§ **Directions**: Filter the listing below, copying every line in which the word "JSON" appears.

§ **Available records**:

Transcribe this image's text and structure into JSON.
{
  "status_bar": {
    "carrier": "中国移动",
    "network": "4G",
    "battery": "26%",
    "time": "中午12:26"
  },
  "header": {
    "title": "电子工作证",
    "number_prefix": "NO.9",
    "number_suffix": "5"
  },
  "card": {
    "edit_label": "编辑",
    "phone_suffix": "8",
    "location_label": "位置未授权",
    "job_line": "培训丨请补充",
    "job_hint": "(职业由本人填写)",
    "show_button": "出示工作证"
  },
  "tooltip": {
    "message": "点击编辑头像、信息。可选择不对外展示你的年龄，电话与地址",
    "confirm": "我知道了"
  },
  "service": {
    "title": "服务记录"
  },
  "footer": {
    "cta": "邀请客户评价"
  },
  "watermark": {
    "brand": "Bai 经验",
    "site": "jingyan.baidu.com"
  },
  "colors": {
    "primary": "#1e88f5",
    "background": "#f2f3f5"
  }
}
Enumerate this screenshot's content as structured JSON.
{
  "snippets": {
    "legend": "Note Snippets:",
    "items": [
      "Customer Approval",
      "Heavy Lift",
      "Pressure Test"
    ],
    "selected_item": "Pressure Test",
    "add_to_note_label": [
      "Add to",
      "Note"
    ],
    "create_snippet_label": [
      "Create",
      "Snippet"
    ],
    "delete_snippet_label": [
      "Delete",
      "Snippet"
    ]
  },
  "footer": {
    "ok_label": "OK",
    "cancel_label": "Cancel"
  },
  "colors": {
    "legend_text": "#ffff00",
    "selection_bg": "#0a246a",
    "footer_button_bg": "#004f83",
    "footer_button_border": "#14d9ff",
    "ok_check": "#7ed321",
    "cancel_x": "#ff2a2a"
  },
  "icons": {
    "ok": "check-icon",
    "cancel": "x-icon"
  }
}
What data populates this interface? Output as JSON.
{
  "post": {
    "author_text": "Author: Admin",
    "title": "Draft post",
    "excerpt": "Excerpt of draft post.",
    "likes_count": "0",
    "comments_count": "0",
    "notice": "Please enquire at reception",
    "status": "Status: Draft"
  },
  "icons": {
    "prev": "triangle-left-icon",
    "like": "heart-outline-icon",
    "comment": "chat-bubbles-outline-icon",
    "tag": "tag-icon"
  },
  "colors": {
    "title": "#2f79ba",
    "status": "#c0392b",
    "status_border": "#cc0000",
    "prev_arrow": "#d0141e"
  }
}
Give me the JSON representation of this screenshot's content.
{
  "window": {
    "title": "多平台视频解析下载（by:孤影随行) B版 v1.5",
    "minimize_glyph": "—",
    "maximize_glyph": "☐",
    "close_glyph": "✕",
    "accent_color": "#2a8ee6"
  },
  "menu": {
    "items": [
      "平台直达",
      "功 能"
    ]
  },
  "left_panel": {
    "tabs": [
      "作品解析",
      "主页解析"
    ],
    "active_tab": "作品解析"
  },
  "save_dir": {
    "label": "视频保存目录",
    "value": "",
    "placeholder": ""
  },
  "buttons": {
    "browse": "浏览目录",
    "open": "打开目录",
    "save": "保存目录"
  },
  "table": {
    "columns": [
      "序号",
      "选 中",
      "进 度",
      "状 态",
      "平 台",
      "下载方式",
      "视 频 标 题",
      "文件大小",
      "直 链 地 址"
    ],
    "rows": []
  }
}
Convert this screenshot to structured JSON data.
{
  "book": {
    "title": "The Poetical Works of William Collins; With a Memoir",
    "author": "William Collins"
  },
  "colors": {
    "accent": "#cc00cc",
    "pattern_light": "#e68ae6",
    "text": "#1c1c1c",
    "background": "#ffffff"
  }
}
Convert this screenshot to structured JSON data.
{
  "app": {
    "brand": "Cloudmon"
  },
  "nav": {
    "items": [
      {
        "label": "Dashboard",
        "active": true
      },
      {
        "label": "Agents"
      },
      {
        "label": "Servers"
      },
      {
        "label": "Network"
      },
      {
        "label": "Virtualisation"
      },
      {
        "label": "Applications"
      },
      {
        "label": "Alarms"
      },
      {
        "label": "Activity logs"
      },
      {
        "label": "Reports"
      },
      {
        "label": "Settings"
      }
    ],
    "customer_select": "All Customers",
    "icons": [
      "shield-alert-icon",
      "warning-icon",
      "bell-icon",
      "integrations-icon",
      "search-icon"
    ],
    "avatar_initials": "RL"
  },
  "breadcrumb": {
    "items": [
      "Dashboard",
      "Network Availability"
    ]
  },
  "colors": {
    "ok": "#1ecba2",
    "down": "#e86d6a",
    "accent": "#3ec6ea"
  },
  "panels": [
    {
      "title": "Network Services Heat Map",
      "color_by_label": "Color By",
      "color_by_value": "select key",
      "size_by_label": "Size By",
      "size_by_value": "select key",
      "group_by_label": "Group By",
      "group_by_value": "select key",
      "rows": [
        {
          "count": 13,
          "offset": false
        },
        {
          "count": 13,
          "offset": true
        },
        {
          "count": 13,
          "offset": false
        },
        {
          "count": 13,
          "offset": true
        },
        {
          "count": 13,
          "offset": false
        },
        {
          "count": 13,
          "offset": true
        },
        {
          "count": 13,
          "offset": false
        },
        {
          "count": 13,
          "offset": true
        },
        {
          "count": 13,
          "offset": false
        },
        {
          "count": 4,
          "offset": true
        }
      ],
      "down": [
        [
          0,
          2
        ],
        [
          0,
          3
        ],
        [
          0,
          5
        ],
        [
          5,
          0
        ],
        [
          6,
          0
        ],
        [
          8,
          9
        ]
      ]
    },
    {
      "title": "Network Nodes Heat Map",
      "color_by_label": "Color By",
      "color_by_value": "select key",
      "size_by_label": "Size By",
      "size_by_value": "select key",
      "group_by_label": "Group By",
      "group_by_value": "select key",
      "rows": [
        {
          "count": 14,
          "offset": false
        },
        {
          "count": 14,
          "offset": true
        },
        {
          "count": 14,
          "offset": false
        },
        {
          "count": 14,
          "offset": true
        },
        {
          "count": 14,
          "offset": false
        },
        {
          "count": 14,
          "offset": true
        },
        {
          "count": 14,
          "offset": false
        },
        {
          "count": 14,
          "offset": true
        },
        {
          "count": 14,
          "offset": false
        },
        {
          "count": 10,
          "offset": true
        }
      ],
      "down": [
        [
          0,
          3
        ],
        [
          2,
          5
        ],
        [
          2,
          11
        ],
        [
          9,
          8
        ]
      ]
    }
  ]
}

§ **The response**:
Transcribe this image's text and structure into JSON.
Enumerate this screenshot's content as structured JSON.
What data populates this interface? Output as JSON.
Give me the JSON representation of this screenshot's content.
Convert this screenshot to structured JSON data.
Convert this screenshot to structured JSON data.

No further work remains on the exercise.